• _Objective_
Copy the full set of lines exactly as given.
◆ ◆ ◆ ◆ ◆ ◆ ◆
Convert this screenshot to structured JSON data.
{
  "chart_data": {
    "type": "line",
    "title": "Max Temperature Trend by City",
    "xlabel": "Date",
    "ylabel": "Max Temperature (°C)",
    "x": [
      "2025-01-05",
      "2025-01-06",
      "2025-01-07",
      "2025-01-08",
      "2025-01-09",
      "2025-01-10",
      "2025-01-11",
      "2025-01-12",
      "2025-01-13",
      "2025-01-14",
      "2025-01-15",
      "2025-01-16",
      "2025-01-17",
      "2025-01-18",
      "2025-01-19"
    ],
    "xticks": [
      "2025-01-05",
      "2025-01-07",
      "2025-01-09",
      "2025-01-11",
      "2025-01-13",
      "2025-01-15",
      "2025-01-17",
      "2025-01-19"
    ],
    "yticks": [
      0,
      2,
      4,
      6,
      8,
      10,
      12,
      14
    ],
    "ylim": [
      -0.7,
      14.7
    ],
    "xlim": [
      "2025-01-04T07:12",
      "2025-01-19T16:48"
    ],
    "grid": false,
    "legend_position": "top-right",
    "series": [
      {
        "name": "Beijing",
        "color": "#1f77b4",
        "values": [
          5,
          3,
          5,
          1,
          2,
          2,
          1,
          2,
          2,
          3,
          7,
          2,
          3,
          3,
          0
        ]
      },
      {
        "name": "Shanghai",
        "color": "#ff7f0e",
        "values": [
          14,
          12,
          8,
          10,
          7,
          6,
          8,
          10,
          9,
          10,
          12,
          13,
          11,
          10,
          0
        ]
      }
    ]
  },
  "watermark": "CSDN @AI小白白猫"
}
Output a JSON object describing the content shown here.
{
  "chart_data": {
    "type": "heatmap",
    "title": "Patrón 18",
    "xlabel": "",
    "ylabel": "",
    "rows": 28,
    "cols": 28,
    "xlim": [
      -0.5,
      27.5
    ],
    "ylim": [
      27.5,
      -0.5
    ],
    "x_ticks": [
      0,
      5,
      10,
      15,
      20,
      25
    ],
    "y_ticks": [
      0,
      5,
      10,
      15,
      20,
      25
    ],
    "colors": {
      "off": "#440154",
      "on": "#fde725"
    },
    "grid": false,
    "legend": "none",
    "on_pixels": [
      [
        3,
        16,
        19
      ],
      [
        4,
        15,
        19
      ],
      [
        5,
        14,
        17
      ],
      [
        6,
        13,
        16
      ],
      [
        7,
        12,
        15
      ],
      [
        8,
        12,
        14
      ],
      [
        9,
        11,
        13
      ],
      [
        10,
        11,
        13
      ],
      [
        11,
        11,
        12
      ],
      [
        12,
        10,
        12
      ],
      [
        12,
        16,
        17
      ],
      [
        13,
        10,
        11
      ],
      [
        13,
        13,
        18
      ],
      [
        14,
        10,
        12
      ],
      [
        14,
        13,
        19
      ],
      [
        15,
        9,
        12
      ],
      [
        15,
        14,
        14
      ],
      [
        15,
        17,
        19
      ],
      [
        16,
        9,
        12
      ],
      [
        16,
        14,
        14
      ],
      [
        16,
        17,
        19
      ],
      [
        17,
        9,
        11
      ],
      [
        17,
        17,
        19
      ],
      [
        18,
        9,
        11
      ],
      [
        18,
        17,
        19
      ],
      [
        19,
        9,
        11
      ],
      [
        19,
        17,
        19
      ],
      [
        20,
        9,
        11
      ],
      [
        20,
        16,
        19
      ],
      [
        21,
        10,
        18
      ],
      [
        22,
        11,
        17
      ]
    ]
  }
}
◆ ◆ ◆ ◆ ◆ ◆ ◆
• _Finished exercise_
Convert this screenshot to structured JSON data.
{
  "chart_data": {
    "type": "line",
    "title": "Max Temperature Trend by City",
    "xlabel": "Date",
    "ylabel": "Max Temperature (°C)",
    "x": [
      "2025-01-05",
      "2025-01-06",
      "2025-01-07",
      "2025-01-08",
      "2025-01-09",
      "2025-01-10",
      "2025-01-11",
      "2025-01-12",
      "2025-01-13",
      "2025-01-14",
      "2025-01-15",
      "2025-01-16",
      "2025-01-17",
      "2025-01-18",
      "2025-01-19"
    ],
    "xticks": [
      "2025-01-05",
      "2025-01-07",
      "2025-01-09",
      "2025-01-11",
      "2025-01-13",
      "2025-01-15",
      "2025-01-17",
      "2025-01-19"
    ],
    "yticks": [
      0,
      2,
      4,
      6,
      8,
      10,
      12,
      14
    ],
    "ylim": [
      -0.7,
      14.7
    ],
    "xlim": [
      "2025-01-04T07:12",
      "2025-01-19T16:48"
    ],
    "grid": false,
    "legend_position": "top-right",
    "series": [
      {
        "name": "Beijing",
        "color": "#1f77b4",
        "values": [
          5,
          3,
          5,
          1,
          2,
          2,
          1,
          2,
          2,
          3,
          7,
          2,
          3,
          3,
          0
        ]
      },
      {
        "name": "Shanghai",
        "color": "#ff7f0e",
        "values": [
          14,
          12,
          8,
          10,
          7,
          6,
          8,
          10,
          9,
          10,
          12,
          13,
          11,
          10,
          0
        ]
      }
    ]
  },
  "watermark": "CSDN @AI小白白猫"
}
Output a JSON object describing the content shown here.
{
  "chart_data": {
    "type": "heatmap",
    "title": "Patrón 18",
    "xlabel": "",
    "ylabel": "",
    "rows": 28,
    "cols": 28,
    "xlim": [
      -0.5,
      27.5
    ],
    "ylim": [
      27.5,
      -0.5
    ],
    "x_ticks": [
      0,
      5,
      10,
      15,
      20,
      25
    ],
    "y_ticks": [
      0,
      5,
      10,
      15,
      20,
      25
    ],
    "colors": {
      "off": "#440154",
      "on": "#fde725"
    },
    "grid": false,
    "legend": "none",
    "on_pixels": [
      [
        3,
        16,
        19
      ],
      [
        4,
        15,
        19
      ],
      [
        5,
        14,
        17
      ],
      [
        6,
        13,
        16
      ],
      [
        7,
        12,
        15
      ],
      [
        8,
        12,
        14
      ],
      [
        9,
        11,
        13
      ],
      [
        10,
        11,
        13
      ],
      [
        11,
        11,
        12
      ],
      [
        12,
        10,
        12
      ],
      [
        12,
        16,
        17
      ],
      [
        13,
        10,
        11
      ],
      [
        13,
        13,
        18
      ],
      [
        14,
        10,
        12
      ],
      [
        14,
        13,
        19
      ],
      [
        15,
        9,
        12
      ],
      [
        15,
        14,
        14
      ],
      [
        15,
        17,
        19
      ],
      [
        16,
        9,
        12
      ],
      [
        16,
        14,
        14
      ],
      [
        16,
        17,
        19
      ],
      [
        17,
        9,
        11
      ],
      [
        17,
        17,
        19
      ],
      [
        18,
        9,
        11
      ],
      [
        18,
        17,
        19
      ],
      [
        19,
        9,
        11
      ],
      [
        19,
        17,
        19
      ],
      [
        20,
        9,
        11
      ],
      [
        20,
        16,
        19
      ],
      [
        21,
        10,
        18
      ],
      [
        22,
        11,
        17
      ]
    ]
  }
}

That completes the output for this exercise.